WHAT YOU ARE ASKED TO DO:
Print out every line, exactly as written.
·····
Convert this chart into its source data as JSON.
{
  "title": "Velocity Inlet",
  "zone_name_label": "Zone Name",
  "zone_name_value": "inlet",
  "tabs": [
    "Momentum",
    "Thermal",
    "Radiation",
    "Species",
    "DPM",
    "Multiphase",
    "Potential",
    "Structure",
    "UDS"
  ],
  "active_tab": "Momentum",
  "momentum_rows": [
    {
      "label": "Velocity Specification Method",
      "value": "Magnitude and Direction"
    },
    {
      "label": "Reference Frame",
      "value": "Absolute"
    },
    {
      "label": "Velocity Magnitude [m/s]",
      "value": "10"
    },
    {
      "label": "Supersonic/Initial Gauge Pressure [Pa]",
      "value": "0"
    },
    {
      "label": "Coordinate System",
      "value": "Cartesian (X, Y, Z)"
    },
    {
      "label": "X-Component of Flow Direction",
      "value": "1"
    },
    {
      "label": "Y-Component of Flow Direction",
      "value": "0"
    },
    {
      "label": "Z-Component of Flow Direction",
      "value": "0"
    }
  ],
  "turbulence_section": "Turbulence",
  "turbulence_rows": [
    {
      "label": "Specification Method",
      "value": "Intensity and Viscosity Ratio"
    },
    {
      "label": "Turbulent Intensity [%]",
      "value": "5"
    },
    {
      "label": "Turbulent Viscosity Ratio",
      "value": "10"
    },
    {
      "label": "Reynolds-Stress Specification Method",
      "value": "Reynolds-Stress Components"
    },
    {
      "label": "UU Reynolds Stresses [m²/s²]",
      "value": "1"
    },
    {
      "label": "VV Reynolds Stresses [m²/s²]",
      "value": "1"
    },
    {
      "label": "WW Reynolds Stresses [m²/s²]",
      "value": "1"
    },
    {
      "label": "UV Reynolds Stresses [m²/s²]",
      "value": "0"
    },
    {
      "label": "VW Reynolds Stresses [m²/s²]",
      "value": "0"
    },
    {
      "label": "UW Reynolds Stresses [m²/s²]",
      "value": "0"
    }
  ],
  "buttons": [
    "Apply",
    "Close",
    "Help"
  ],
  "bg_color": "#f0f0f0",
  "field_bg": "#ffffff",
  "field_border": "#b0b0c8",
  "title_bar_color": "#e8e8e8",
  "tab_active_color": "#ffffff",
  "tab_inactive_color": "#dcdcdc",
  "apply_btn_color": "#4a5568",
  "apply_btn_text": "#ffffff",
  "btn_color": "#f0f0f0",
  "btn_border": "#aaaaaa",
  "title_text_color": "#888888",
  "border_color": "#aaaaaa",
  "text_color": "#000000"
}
·····
REPLY TO THE TASK:
Convert this chart into its source data as JSON.
{
  "title": "Velocity Inlet",
  "zone_name_label": "Zone Name",
  "zone_name_value": "inlet",
  "tabs": [
    "Momentum",
    "Thermal",
    "Radiation",
    "Species",
    "DPM",
    "Multiphase",
    "Potential",
    "Structure",
    "UDS"
  ],
  "active_tab": "Momentum",
  "momentum_rows": [
    {
      "label": "Velocity Specification Method",
      "value": "Magnitude and Direction"
    },
    {
      "label": "Reference Frame",
      "value": "Absolute"
    },
    {
      "label": "Velocity Magnitude [m/s]",
      "value": "10"
    },
    {
      "label": "Supersonic/Initial Gauge Pressure [Pa]",
      "value": "0"
    },
    {
      "label": "Coordinate System",
      "value": "Cartesian (X, Y, Z)"
    },
    {
      "label": "X-Component of Flow Direction",
      "value": "1"
    },
    {
      "label": "Y-Component of Flow Direction",
      "value": "0"
    },
    {
      "label": "Z-Component of Flow Direction",
      "value": "0"
    }
  ],
  "turbulence_section": "Turbulence",
  "turbulence_rows": [
    {
      "label": "Specification Method",
      "value": "Intensity and Viscosity Ratio"
    },
    {
      "label": "Turbulent Intensity [%]",
      "value": "5"
    },
    {
      "label": "Turbulent Viscosity Ratio",
      "value": "10"
    },
    {
      "label": "Reynolds-Stress Specification Method",
      "value": "Reynolds-Stress Components"
    },
    {
      "label": "UU Reynolds Stresses [m²/s²]",
      "value": "1"
    },
    {
      "label": "VV Reynolds Stresses [m²/s²]",
      "value": "1"
    },
    {
      "label": "WW Reynolds Stresses [m²/s²]",
      "value": "1"
    },
    {
      "label": "UV Reynolds Stresses [m²/s²]",
      "value": "0"
    },
    {
      "label": "VW Reynolds Stresses [m²/s²]",
      "value": "0"
    },
    {
      "label": "UW Reynolds Stresses [m²/s²]",
      "value": "0"
    }
  ],
  "buttons": [
    "Apply",
    "Close",
    "Help"
  ],
  "bg_color": "#f0f0f0",
  "field_bg": "#ffffff",
  "field_border": "#b0b0c8",
  "title_bar_color": "#e8e8e8",
  "tab_active_color": "#ffffff",
  "tab_inactive_color": "#dcdcdc",
  "apply_btn_color": "#4a5568",
  "apply_btn_text": "#ffffff",
  "btn_color": "#f0f0f0",
  "btn_border": "#aaaaaa",
  "title_text_color": "#888888",
  "border_color": "#aaaaaa",
  "text_color": "#000000"
}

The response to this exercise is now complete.